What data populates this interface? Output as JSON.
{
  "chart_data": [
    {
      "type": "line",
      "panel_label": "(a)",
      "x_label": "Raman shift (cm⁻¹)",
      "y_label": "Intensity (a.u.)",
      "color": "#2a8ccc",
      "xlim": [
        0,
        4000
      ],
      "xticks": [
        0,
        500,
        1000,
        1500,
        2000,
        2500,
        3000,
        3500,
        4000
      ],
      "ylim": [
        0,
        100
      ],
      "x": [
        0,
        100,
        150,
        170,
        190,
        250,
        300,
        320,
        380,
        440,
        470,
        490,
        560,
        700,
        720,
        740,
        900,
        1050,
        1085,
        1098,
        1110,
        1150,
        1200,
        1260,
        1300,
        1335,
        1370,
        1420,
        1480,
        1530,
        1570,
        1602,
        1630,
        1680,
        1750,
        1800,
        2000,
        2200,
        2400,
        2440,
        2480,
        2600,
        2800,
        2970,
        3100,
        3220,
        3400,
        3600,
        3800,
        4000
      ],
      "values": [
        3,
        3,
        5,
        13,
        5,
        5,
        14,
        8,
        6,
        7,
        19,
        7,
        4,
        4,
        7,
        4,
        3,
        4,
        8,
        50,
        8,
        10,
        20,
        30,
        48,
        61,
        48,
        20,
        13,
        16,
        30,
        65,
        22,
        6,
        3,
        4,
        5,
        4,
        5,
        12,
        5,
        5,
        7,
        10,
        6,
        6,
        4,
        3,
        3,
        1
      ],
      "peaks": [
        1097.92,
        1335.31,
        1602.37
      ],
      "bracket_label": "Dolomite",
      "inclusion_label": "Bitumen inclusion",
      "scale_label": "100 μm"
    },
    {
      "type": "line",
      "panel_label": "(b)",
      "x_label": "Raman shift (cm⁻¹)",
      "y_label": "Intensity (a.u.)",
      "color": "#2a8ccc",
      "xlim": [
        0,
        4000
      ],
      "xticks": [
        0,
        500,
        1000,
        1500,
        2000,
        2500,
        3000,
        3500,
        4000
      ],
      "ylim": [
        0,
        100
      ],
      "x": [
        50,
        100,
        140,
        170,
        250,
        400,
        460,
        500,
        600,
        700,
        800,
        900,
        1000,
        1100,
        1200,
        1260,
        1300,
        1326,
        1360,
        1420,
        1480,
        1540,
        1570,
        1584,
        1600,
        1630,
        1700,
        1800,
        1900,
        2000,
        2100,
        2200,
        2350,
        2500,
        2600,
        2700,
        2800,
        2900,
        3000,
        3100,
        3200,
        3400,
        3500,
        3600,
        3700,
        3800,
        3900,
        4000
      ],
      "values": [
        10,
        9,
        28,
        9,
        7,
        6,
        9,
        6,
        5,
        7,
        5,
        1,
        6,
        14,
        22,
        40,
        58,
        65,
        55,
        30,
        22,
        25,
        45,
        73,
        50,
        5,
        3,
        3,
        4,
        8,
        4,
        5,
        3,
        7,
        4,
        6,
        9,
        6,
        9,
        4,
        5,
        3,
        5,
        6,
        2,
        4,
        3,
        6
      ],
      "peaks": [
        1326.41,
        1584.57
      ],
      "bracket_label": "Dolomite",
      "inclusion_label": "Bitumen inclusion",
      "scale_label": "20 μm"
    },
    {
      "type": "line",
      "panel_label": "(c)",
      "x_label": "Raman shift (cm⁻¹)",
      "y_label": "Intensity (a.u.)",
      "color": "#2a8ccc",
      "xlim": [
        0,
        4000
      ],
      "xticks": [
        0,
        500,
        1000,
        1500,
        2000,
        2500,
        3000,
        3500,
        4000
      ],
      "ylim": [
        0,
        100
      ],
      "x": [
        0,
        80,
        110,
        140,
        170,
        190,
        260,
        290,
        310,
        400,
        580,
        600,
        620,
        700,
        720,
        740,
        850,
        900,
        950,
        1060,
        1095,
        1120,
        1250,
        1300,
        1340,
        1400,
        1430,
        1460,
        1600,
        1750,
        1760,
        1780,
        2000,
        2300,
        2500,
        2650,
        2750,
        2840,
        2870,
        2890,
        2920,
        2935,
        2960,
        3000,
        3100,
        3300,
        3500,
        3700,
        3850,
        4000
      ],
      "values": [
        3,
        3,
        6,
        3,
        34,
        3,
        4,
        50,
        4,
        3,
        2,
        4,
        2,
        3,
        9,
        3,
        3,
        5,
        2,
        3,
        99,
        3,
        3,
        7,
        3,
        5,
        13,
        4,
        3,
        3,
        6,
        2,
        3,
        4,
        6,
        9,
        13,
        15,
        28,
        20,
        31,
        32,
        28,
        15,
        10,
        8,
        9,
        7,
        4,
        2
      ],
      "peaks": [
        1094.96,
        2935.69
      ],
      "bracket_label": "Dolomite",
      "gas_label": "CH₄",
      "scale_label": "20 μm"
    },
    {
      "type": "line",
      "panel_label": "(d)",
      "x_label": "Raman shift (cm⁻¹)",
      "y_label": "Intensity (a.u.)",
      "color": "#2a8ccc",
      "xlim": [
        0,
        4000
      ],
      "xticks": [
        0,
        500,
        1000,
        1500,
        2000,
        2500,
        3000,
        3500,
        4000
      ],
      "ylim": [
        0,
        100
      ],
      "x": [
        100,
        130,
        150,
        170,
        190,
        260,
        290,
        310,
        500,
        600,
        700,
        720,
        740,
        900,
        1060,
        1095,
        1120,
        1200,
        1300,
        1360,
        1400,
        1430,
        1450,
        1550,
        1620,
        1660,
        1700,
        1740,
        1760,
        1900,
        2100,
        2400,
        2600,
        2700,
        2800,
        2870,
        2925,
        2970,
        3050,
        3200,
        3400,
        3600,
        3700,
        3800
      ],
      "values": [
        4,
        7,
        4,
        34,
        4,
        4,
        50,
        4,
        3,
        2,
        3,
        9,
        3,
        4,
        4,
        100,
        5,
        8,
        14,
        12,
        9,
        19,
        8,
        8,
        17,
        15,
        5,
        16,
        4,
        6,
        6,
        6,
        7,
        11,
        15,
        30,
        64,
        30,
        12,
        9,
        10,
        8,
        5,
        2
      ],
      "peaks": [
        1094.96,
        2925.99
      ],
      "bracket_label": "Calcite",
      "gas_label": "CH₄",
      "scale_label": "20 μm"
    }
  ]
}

→ Problem:
Reproduce every line of the data verbatim.

→ The result:
What data populates this interface? Output as JSON.
{
  "chart_data": [
    {
      "type": "line",
      "panel_label": "(a)",
      "x_label": "Raman shift (cm⁻¹)",
      "y_label": "Intensity (a.u.)",
      "color": "#2a8ccc",
      "xlim": [
        0,
        4000
      ],
      "xticks": [
        0,
        500,
        1000,
        1500,
        2000,
        2500,
        3000,
        3500,
        4000
      ],
      "ylim": [
        0,
        100
      ],
      "x": [
        0,
        100,
        150,
        170,
        190,
        250,
        300,
        320,
        380,
        440,
        470,
        490,
        560,
        700,
        720,
        740,
        900,
        1050,
        1085,
        1098,
        1110,
        1150,
        1200,
        1260,
        1300,
        1335,
        1370,
        1420,
        1480,
        1530,
        1570,
        1602,
        1630,
        1680,
        1750,
        1800,
        2000,
        2200,
        2400,
        2440,
        2480,
        2600,
        2800,
        2970,
        3100,
        3220,
        3400,
        3600,
        3800,
        4000
      ],
      "values": [
        3,
        3,
        5,
        13,
        5,
        5,
        14,
        8,
        6,
        7,
        19,
        7,
        4,
        4,
        7,
        4,
        3,
        4,
        8,
        50,
        8,
        10,
        20,
        30,
        48,
        61,
        48,
        20,
        13,
        16,
        30,
        65,
        22,
        6,
        3,
        4,
        5,
        4,
        5,
        12,
        5,
        5,
        7,
        10,
        6,
        6,
        4,
        3,
        3,
        1
      ],
      "peaks": [
        1097.92,
        1335.31,
        1602.37
      ],
      "bracket_label": "Dolomite",
      "inclusion_label": "Bitumen inclusion",
      "scale_label": "100 μm"
    },
    {
      "type": "line",
      "panel_label": "(b)",
      "x_label": "Raman shift (cm⁻¹)",
      "y_label": "Intensity (a.u.)",
      "color": "#2a8ccc",
      "xlim": [
        0,
        4000
      ],
      "xticks": [
        0,
        500,
        1000,
        1500,
        2000,
        2500,
        3000,
        3500,
        4000
      ],
      "ylim": [
        0,
        100
      ],
      "x": [
        50,
        100,
        140,
        170,
        250,
        400,
        460,
        500,
        600,
        700,
        800,
        900,
        1000,
        1100,
        1200,
        1260,
        1300,
        1326,
        1360,
        1420,
        1480,
        1540,
        1570,
        1584,
        1600,
        1630,
        1700,
        1800,
        1900,
        2000,
        2100,
        2200,
        2350,
        2500,
        2600,
        2700,
        2800,
        2900,
        3000,
        3100,
        3200,
        3400,
        3500,
        3600,
        3700,
        3800,
        3900,
        4000
      ],
      "values": [
        10,
        9,
        28,
        9,
        7,
        6,
        9,
        6,
        5,
        7,
        5,
        1,
        6,
        14,
        22,
        40,
        58,
        65,
        55,
        30,
        22,
        25,
        45,
        73,
        50,
        5,
        3,
        3,
        4,
        8,
        4,
        5,
        3,
        7,
        4,
        6,
        9,
        6,
        9,
        4,
        5,
        3,
        5,
        6,
        2,
        4,
        3,
        6
      ],
      "peaks": [
        1326.41,
        1584.57
      ],
      "bracket_label": "Dolomite",
      "inclusion_label": "Bitumen inclusion",
      "scale_label": "20 μm"
    },
    {
      "type": "line",
      "panel_label": "(c)",
      "x_label": "Raman shift (cm⁻¹)",
      "y_label": "Intensity (a.u.)",
      "color": "#2a8ccc",
      "xlim": [
        0,
        4000
      ],
      "xticks": [
        0,
        500,
        1000,
        1500,
        2000,
        2500,
        3000,
        3500,
        4000
      ],
      "ylim": [
        0,
        100
      ],
      "x": [
        0,
        80,
        110,
        140,
        170,
        190,
        260,
        290,
        310,
        400,
        580,
        600,
        620,
        700,
        720,
        740,
        850,
        900,
        950,
        1060,
        1095,
        1120,
        1250,
        1300,
        1340,
        1400,
        1430,
        1460,
        1600,
        1750,
        1760,
        1780,
        2000,
        2300,
        2500,
        2650,
        2750,
        2840,
        2870,
        2890,
        2920,
        2935,
        2960,
        3000,
        3100,
        3300,
        3500,
        3700,
        3850,
        4000
      ],
      "values": [
        3,
        3,
        6,
        3,
        34,
        3,
        4,
        50,
        4,
        3,
        2,
        4,
        2,
        3,
        9,
        3,
        3,
        5,
        2,
        3,
        99,
        3,
        3,
        7,
        3,
        5,
        13,
        4,
        3,
        3,
        6,
        2,
        3,
        4,
        6,
        9,
        13,
        15,
        28,
        20,
        31,
        32,
        28,
        15,
        10,
        8,
        9,
        7,
        4,
        2
      ],
      "peaks": [
        1094.96,
        2935.69
      ],
      "bracket_label": "Dolomite",
      "gas_label": "CH₄",
      "scale_label": "20 μm"
    },
    {
      "type": "line",
      "panel_label": "(d)",
      "x_label": "Raman shift (cm⁻¹)",
      "y_label": "Intensity (a.u.)",
      "color": "#2a8ccc",
      "xlim": [
        0,
        4000
      ],
      "xticks": [
        0,
        500,
        1000,
        1500,
        2000,
        2500,
        3000,
        3500,
        4000
      ],
      "ylim": [
        0,
        100
      ],
      "x": [
        100,
        130,
        150,
        170,
        190,
        260,
        290,
        310,
        500,
        600,
        700,
        720,
        740,
        900,
        1060,
        1095,
        1120,
        1200,
        1300,
        1360,
        1400,
        1430,
        1450,
        1550,
        1620,
        1660,
        1700,
        1740,
        1760,
        1900,
        2100,
        2400,
        2600,
        2700,
        2800,
        2870,
        2925,
        2970,
        3050,
        3200,
        3400,
        3600,
        3700,
        3800
      ],
      "values": [
        4,
        7,
        4,
        34,
        4,
        4,
        50,
        4,
        3,
        2,
        3,
        9,
        3,
        4,
        4,
        100,
        5,
        8,
        14,
        12,
        9,
        19,
        8,
        8,
        17,
        15,
        5,
        16,
        4,
        6,
        6,
        6,
        7,
        11,
        15,
        30,
        64,
        30,
        12,
        9,
        10,
        8,
        5,
        2
      ],
      "peaks": [
        1094.96,
        2925.99
      ],
      "bracket_label": "Calcite",
      "gas_label": "CH₄",
      "scale_label": "20 μm"
    }
  ]
}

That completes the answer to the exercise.